• Problem to solve:
Answer with the number of lines in the listing below that contain the word "教学过程中的实践情景引入", and nothing else.

• Provided data:

-- begin --

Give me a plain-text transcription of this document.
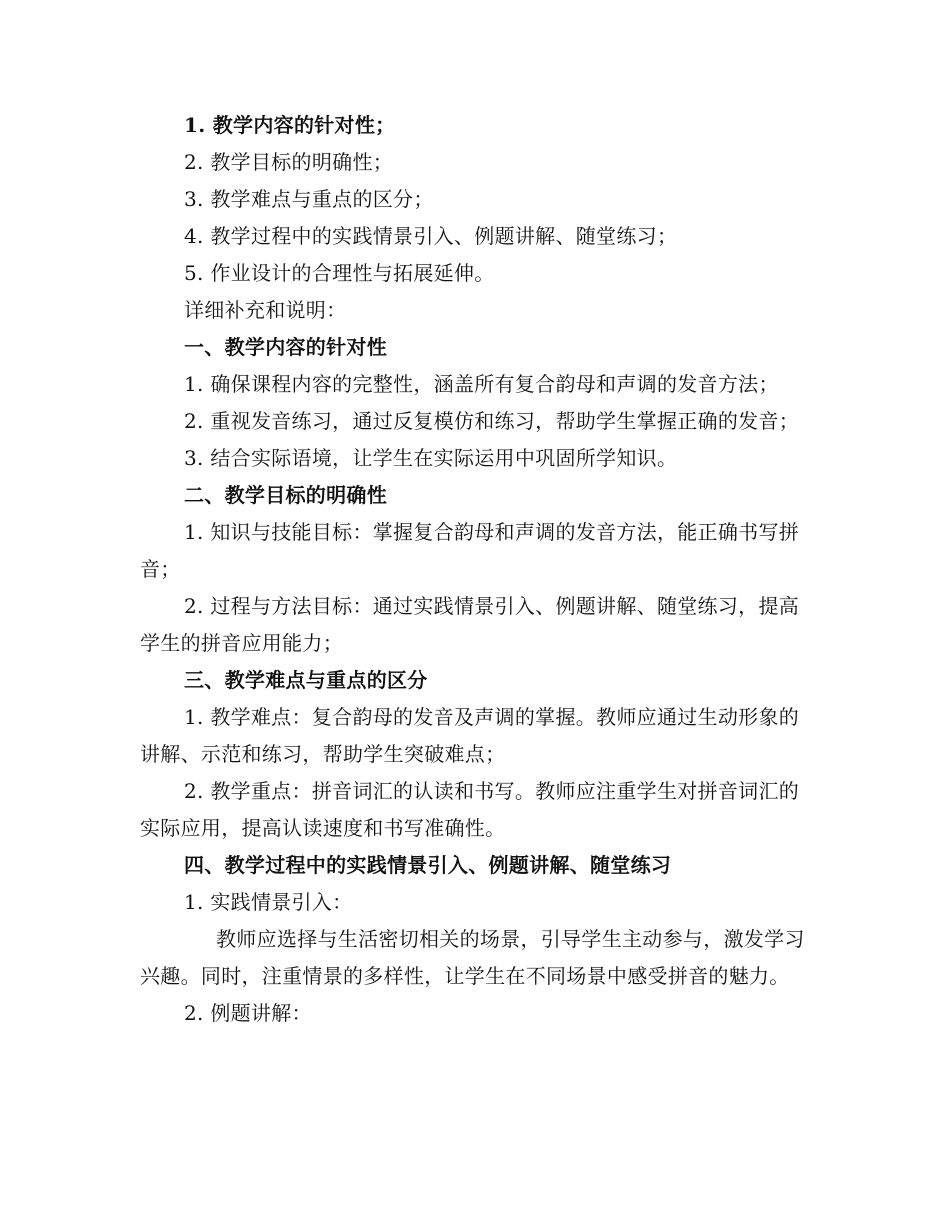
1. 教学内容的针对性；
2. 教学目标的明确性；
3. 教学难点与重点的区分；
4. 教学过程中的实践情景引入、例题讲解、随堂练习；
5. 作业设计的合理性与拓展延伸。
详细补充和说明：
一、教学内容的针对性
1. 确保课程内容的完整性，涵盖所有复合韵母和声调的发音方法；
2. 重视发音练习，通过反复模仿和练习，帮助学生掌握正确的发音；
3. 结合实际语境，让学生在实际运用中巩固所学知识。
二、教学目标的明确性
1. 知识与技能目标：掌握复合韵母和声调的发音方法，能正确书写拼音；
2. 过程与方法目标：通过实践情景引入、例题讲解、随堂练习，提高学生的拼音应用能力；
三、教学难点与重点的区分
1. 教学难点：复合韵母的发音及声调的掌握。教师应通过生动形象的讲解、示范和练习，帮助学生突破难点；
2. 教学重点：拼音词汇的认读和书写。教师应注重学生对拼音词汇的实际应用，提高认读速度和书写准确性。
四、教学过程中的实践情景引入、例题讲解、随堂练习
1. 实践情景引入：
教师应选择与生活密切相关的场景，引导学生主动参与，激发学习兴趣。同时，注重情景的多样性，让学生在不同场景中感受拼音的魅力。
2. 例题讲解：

-- end --

• Reply:
2